[Part of a data file]
** BEGIN **

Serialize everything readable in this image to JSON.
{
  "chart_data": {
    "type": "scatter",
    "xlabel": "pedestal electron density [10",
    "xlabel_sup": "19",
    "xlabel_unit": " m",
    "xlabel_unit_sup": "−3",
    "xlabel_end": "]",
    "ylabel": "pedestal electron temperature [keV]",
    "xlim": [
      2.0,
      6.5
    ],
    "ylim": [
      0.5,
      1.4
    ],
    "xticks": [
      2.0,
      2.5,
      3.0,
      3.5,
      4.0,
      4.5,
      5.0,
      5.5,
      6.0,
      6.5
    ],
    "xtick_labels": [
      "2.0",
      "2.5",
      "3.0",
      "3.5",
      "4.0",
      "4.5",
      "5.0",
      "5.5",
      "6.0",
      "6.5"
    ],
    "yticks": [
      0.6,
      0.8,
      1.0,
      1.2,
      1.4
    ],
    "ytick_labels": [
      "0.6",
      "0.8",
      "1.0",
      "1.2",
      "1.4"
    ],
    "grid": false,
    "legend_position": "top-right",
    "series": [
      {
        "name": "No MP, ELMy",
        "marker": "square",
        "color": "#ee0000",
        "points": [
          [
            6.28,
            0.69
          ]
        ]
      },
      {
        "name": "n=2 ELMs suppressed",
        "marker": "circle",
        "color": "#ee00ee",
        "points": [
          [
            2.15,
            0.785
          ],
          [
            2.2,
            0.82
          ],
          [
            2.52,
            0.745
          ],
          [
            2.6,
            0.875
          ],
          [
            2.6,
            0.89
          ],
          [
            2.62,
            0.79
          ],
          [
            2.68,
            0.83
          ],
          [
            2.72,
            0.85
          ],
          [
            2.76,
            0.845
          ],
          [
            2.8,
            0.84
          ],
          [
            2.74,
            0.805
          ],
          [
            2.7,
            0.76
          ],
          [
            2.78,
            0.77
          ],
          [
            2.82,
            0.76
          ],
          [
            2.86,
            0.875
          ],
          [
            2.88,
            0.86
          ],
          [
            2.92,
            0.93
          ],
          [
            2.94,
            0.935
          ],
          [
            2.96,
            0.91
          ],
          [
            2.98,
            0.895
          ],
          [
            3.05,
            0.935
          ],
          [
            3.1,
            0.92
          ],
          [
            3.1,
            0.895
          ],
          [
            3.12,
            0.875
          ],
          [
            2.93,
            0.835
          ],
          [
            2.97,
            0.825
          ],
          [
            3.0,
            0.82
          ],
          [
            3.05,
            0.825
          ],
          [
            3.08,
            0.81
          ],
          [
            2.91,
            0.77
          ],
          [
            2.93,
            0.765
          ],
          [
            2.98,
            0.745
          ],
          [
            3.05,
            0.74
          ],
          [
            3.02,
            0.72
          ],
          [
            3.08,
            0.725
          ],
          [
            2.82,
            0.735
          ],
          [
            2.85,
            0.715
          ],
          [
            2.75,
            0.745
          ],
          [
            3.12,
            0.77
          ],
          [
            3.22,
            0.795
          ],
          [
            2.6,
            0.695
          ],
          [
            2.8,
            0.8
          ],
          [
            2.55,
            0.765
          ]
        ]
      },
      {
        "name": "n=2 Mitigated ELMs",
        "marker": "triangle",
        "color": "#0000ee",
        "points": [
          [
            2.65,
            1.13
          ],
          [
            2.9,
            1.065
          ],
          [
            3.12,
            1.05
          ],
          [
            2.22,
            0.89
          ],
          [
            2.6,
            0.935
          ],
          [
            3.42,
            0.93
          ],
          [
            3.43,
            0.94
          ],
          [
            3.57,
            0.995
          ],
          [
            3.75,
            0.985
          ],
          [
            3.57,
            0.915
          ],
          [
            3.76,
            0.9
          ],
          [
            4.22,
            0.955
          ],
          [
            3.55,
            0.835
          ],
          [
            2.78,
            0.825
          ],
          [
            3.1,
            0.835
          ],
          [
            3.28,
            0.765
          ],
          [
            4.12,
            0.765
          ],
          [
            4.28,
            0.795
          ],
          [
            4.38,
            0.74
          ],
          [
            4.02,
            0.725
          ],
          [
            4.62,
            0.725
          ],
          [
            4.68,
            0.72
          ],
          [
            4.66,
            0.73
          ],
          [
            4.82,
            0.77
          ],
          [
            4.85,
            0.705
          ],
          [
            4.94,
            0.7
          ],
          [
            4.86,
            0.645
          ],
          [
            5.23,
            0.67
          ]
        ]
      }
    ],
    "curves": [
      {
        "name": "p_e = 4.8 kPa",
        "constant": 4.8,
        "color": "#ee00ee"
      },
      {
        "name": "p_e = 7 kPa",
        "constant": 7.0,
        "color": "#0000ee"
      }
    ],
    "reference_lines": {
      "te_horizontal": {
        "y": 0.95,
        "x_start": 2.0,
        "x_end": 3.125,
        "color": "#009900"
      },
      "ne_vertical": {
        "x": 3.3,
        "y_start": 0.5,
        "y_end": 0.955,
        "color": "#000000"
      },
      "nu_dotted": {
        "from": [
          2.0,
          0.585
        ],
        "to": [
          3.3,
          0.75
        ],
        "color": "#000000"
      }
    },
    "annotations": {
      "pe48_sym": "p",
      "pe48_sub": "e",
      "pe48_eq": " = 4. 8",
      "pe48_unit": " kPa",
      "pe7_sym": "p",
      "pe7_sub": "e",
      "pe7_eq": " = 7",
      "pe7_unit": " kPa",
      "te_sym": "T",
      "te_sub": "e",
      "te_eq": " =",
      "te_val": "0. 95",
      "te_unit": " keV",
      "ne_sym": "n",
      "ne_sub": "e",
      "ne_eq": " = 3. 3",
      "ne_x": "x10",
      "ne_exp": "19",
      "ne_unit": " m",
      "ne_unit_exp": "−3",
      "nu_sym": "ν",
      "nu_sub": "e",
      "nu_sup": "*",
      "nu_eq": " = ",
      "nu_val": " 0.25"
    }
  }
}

** END **

## PROBLEM DETAILS
Quote the entire listing above exactly.

## EXERCISE ANSWER
Serialize everything readable in this image to JSON.
{
  "chart_data": {
    "type": "scatter",
    "xlabel": "pedestal electron density [10",
    "xlabel_sup": "19",
    "xlabel_unit": " m",
    "xlabel_unit_sup": "−3",
    "xlabel_end": "]",
    "ylabel": "pedestal electron temperature [keV]",
    "xlim": [
      2.0,
      6.5
    ],
    "ylim": [
      0.5,
      1.4
    ],
    "xticks": [
      2.0,
      2.5,
      3.0,
      3.5,
      4.0,
      4.5,
      5.0,
      5.5,
      6.0,
      6.5
    ],
    "xtick_labels": [
      "2.0",
      "2.5",
      "3.0",
      "3.5",
      "4.0",
      "4.5",
      "5.0",
      "5.5",
      "6.0",
      "6.5"
    ],
    "yticks": [
      0.6,
      0.8,
      1.0,
      1.2,
      1.4
    ],
    "ytick_labels": [
      "0.6",
      "0.8",
      "1.0",
      "1.2",
      "1.4"
    ],
    "grid": false,
    "legend_position": "top-right",
    "series": [
      {
        "name": "No MP, ELMy",
        "marker": "square",
        "color": "#ee0000",
        "points": [
          [
            6.28,
            0.69
          ]
        ]
      },
      {
        "name": "n=2 ELMs suppressed",
        "marker": "circle",
        "color": "#ee00ee",
        "points": [
          [
            2.15,
            0.785
          ],
          [
            2.2,
            0.82
          ],
          [
            2.52,
            0.745
          ],
          [
            2.6,
            0.875
          ],
          [
            2.6,
            0.89
          ],
          [
            2.62,
            0.79
          ],
          [
            2.68,
            0.83
          ],
          [
            2.72,
            0.85
          ],
          [
            2.76,
            0.845
          ],
          [
            2.8,
            0.84
          ],
          [
            2.74,
            0.805
          ],
          [
            2.7,
            0.76
          ],
          [
            2.78,
            0.77
          ],
          [
            2.82,
            0.76
          ],
          [
            2.86,
            0.875
          ],
          [
            2.88,
            0.86
          ],
          [
            2.92,
            0.93
          ],
          [
            2.94,
            0.935
          ],
          [
            2.96,
            0.91
          ],
          [
            2.98,
            0.895
          ],
          [
            3.05,
            0.935
          ],
          [
            3.1,
            0.92
          ],
          [
            3.1,
            0.895
          ],
          [
            3.12,
            0.875
          ],
          [
            2.93,
            0.835
          ],
          [
            2.97,
            0.825
          ],
          [
            3.0,
            0.82
          ],
          [
            3.05,
            0.825
          ],
          [
            3.08,
            0.81
          ],
          [
            2.91,
            0.77
          ],
          [
            2.93,
            0.765
          ],
          [
            2.98,
            0.745
          ],
          [
            3.05,
            0.74
          ],
          [
            3.02,
            0.72
          ],
          [
            3.08,
            0.725
          ],
          [
            2.82,
            0.735
          ],
          [
            2.85,
            0.715
          ],
          [
            2.75,
            0.745
          ],
          [
            3.12,
            0.77
          ],
          [
            3.22,
            0.795
          ],
          [
            2.6,
            0.695
          ],
          [
            2.8,
            0.8
          ],
          [
            2.55,
            0.765
          ]
        ]
      },
      {
        "name": "n=2 Mitigated ELMs",
        "marker": "triangle",
        "color": "#0000ee",
        "points": [
          [
            2.65,
            1.13
          ],
          [
            2.9,
            1.065
          ],
          [
            3.12,
            1.05
          ],
          [
            2.22,
            0.89
          ],
          [
            2.6,
            0.935
          ],
          [
            3.42,
            0.93
          ],
          [
            3.43,
            0.94
          ],
          [
            3.57,
            0.995
          ],
          [
            3.75,
            0.985
          ],
          [
            3.57,
            0.915
          ],
          [
            3.76,
            0.9
          ],
          [
            4.22,
            0.955
          ],
          [
            3.55,
            0.835
          ],
          [
            2.78,
            0.825
          ],
          [
            3.1,
            0.835
          ],
          [
            3.28,
            0.765
          ],
          [
            4.12,
            0.765
          ],
          [
            4.28,
            0.795
          ],
          [
            4.38,
            0.74
          ],
          [
            4.02,
            0.725
          ],
          [
            4.62,
            0.725
          ],
          [
            4.68,
            0.72
          ],
          [
            4.66,
            0.73
          ],
          [
            4.82,
            0.77
          ],
          [
            4.85,
            0.705
          ],
          [
            4.94,
            0.7
          ],
          [
            4.86,
            0.645
          ],
          [
            5.23,
            0.67
          ]
        ]
      }
    ],
    "curves": [
      {
        "name": "p_e = 4.8 kPa",
        "constant": 4.8,
        "color": "#ee00ee"
      },
      {
        "name": "p_e = 7 kPa",
        "constant": 7.0,
        "color": "#0000ee"
      }
    ],
    "reference_lines": {
      "te_horizontal": {
        "y": 0.95,
        "x_start": 2.0,
        "x_end": 3.125,
        "color": "#009900"
      },
      "ne_vertical": {
        "x": 3.3,
        "y_start": 0.5,
        "y_end": 0.955,
        "color": "#000000"
      },
      "nu_dotted": {
        "from": [
          2.0,
          0.585
        ],
        "to": [
          3.3,
          0.75
        ],
        "color": "#000000"
      }
    },
    "annotations": {
      "pe48_sym": "p",
      "pe48_sub": "e",
      "pe48_eq": " = 4. 8",
      "pe48_unit": " kPa",
      "pe7_sym": "p",
      "pe7_sub": "e",
      "pe7_eq": " = 7",
      "pe7_unit": " kPa",
      "te_sym": "T",
      "te_sub": "e",
      "te_eq": " =",
      "te_val": "0. 95",
      "te_unit": " keV",
      "ne_sym": "n",
      "ne_sub": "e",
      "ne_eq": " = 3. 3",
      "ne_x": "x10",
      "ne_exp": "19",
      "ne_unit": " m",
      "ne_unit_exp": "−3",
      "nu_sym": "ν",
      "nu_sub": "e",
      "nu_sup": "*",
      "nu_eq": " = ",
      "nu_val": " 0.25"
    }
  }
}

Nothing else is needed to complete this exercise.